> [Task to complete]
Make an exact copy of all the records.

> [Data]

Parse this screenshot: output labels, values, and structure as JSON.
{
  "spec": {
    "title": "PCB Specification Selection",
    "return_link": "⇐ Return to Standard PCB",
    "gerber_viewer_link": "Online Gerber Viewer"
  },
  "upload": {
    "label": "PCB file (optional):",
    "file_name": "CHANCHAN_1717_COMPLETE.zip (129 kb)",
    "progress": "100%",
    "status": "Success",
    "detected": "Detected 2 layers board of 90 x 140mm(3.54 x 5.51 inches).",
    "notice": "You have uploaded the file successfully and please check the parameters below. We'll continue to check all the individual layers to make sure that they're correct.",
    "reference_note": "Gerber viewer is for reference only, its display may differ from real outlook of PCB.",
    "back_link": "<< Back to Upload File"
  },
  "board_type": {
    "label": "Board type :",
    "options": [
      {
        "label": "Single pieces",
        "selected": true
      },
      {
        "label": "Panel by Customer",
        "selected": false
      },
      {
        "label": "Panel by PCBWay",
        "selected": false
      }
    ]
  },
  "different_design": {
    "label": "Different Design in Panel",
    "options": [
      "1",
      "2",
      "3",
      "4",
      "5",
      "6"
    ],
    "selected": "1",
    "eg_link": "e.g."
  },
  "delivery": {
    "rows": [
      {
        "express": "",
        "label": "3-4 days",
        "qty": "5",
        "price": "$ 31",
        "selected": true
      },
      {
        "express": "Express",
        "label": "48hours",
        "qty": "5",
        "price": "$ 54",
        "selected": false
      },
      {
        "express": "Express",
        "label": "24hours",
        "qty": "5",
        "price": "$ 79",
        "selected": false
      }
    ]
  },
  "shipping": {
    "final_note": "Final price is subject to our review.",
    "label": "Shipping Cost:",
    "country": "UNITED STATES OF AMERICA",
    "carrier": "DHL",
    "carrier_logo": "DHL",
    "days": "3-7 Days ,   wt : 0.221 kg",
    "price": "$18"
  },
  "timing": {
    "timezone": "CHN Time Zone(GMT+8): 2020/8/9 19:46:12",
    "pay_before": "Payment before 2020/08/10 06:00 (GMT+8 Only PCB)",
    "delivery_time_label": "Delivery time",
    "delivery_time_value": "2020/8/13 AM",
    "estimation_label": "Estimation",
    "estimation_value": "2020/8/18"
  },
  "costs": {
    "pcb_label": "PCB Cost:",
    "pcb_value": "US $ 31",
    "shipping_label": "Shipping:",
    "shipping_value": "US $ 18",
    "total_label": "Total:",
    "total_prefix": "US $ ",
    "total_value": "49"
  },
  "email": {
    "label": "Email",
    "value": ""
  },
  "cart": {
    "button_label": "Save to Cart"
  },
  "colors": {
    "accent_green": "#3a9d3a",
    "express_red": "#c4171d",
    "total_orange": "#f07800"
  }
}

> [Final result]
Parse this screenshot: output labels, values, and structure as JSON.
{
  "spec": {
    "title": "PCB Specification Selection",
    "return_link": "⇐ Return to Standard PCB",
    "gerber_viewer_link": "Online Gerber Viewer"
  },
  "upload": {
    "label": "PCB file (optional):",
    "file_name": "CHANCHAN_1717_COMPLETE.zip (129 kb)",
    "progress": "100%",
    "status": "Success",
    "detected": "Detected 2 layers board of 90 x 140mm(3.54 x 5.51 inches).",
    "notice": "You have uploaded the file successfully and please check the parameters below. We'll continue to check all the individual layers to make sure that they're correct.",
    "reference_note": "Gerber viewer is for reference only, its display may differ from real outlook of PCB.",
    "back_link": "<< Back to Upload File"
  },
  "board_type": {
    "label": "Board type :",
    "options": [
      {
        "label": "Single pieces",
        "selected": true
      },
      {
        "label": "Panel by Customer",
        "selected": false
      },
      {
        "label": "Panel by PCBWay",
        "selected": false
      }
    ]
  },
  "different_design": {
    "label": "Different Design in Panel",
    "options": [
      "1",
      "2",
      "3",
      "4",
      "5",
      "6"
    ],
    "selected": "1",
    "eg_link": "e.g."
  },
  "delivery": {
    "rows": [
      {
        "express": "",
        "label": "3-4 days",
        "qty": "5",
        "price": "$ 31",
        "selected": true
      },
      {
        "express": "Express",
        "label": "48hours",
        "qty": "5",
        "price": "$ 54",
        "selected": false
      },
      {
        "express": "Express",
        "label": "24hours",
        "qty": "5",
        "price": "$ 79",
        "selected": false
      }
    ]
  },
  "shipping": {
    "final_note": "Final price is subject to our review.",
    "label": "Shipping Cost:",
    "country": "UNITED STATES OF AMERICA",
    "carrier": "DHL",
    "carrier_logo": "DHL",
    "days": "3-7 Days ,   wt : 0.221 kg",
    "price": "$18"
  },
  "timing": {
    "timezone": "CHN Time Zone(GMT+8): 2020/8/9 19:46:12",
    "pay_before": "Payment before 2020/08/10 06:00 (GMT+8 Only PCB)",
    "delivery_time_label": "Delivery time",
    "delivery_time_value": "2020/8/13 AM",
    "estimation_label": "Estimation",
    "estimation_value": "2020/8/18"
  },
  "costs": {
    "pcb_label": "PCB Cost:",
    "pcb_value": "US $ 31",
    "shipping_label": "Shipping:",
    "shipping_value": "US $ 18",
    "total_label": "Total:",
    "total_prefix": "US $ ",
    "total_value": "49"
  },
  "email": {
    "label": "Email",
    "value": ""
  },
  "cart": {
    "button_label": "Save to Cart"
  },
  "colors": {
    "accent_green": "#3a9d3a",
    "express_red": "#c4171d",
    "total_orange": "#f07800"
  }
}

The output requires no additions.